## START SUPPLIED RECORDS
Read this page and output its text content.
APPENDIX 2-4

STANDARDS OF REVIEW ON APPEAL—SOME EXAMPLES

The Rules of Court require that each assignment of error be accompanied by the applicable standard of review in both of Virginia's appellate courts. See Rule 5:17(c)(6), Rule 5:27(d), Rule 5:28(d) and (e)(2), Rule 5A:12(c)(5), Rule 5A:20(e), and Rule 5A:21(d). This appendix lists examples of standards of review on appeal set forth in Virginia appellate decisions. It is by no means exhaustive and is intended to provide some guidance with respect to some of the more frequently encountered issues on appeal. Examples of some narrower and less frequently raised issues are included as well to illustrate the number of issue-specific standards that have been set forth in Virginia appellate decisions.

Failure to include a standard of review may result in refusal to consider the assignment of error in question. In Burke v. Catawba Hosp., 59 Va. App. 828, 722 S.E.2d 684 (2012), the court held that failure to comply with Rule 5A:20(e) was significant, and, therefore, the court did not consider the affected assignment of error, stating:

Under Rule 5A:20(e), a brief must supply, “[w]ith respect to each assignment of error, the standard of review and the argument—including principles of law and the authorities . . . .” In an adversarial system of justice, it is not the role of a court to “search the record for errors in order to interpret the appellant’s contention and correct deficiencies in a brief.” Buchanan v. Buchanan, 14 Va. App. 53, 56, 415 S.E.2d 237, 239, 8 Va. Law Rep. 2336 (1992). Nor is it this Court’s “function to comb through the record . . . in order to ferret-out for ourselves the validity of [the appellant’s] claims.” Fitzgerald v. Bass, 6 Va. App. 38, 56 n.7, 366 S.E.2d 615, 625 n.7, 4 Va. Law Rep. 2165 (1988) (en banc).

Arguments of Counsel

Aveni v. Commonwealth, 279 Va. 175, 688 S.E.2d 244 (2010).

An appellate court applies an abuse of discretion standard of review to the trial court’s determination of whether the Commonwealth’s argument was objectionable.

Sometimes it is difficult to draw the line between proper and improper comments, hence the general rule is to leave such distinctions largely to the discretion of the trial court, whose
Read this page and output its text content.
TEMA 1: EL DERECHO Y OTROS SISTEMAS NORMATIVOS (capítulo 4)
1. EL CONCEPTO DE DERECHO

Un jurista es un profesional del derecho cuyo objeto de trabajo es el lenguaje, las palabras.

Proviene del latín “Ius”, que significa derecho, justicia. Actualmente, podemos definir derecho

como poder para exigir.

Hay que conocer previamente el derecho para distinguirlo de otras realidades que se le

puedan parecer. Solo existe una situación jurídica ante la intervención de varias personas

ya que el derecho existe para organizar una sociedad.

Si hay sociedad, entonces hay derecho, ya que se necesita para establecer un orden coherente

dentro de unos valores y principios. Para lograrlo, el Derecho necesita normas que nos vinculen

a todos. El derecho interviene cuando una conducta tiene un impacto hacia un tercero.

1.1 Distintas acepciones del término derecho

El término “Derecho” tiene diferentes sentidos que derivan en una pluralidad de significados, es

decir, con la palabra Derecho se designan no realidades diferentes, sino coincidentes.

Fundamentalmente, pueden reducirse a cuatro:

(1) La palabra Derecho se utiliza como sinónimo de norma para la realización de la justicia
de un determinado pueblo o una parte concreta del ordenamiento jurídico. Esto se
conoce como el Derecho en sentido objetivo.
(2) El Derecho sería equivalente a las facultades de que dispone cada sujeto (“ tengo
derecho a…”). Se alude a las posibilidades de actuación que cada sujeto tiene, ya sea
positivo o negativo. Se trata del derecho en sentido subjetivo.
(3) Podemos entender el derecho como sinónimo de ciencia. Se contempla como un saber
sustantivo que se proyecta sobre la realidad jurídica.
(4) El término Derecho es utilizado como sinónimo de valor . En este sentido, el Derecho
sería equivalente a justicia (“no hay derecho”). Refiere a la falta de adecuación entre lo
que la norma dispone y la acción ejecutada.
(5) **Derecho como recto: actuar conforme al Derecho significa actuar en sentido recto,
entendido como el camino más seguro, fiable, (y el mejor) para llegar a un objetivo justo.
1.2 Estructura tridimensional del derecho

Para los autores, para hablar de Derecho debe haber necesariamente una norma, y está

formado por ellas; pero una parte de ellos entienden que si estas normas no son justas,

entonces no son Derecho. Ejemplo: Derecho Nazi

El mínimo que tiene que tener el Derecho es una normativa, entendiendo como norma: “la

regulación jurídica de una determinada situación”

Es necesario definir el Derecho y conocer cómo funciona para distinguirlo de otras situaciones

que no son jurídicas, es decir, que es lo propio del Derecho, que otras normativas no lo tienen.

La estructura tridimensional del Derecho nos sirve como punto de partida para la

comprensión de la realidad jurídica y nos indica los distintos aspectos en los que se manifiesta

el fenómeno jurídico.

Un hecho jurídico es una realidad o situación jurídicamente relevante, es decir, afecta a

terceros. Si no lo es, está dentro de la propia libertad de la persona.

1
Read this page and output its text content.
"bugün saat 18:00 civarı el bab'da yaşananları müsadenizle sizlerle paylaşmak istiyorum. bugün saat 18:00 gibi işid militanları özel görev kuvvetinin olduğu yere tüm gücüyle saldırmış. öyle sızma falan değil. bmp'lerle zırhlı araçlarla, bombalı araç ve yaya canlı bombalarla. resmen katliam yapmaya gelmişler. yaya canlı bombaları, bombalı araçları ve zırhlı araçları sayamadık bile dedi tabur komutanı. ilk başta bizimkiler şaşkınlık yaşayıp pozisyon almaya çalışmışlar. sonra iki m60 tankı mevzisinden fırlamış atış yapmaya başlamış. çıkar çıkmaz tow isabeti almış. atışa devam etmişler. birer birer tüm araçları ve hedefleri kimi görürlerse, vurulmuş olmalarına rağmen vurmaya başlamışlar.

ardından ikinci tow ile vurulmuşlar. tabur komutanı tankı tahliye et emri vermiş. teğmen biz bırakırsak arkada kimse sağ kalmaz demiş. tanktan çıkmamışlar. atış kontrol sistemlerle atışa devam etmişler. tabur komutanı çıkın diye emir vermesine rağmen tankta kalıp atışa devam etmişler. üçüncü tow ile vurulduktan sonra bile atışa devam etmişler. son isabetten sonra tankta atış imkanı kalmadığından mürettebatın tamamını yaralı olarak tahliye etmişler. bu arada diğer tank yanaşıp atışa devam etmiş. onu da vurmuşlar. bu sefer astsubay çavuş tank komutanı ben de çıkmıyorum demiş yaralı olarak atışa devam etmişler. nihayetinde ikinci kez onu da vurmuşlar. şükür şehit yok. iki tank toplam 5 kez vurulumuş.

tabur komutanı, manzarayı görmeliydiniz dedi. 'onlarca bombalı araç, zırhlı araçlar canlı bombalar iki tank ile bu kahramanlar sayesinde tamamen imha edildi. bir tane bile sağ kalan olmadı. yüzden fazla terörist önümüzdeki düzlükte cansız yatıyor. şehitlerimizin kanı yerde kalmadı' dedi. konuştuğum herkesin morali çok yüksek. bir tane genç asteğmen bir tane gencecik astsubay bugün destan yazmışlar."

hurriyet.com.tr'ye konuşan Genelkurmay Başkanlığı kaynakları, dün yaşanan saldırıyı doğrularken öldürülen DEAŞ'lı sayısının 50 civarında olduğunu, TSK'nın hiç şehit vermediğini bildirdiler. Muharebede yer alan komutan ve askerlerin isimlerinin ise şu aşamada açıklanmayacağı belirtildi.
## END SUPPLIED RECORDS
REQUIREMENT.
Give only the number of lines that include the word "situación".

PROBLEM SOLUTION.
3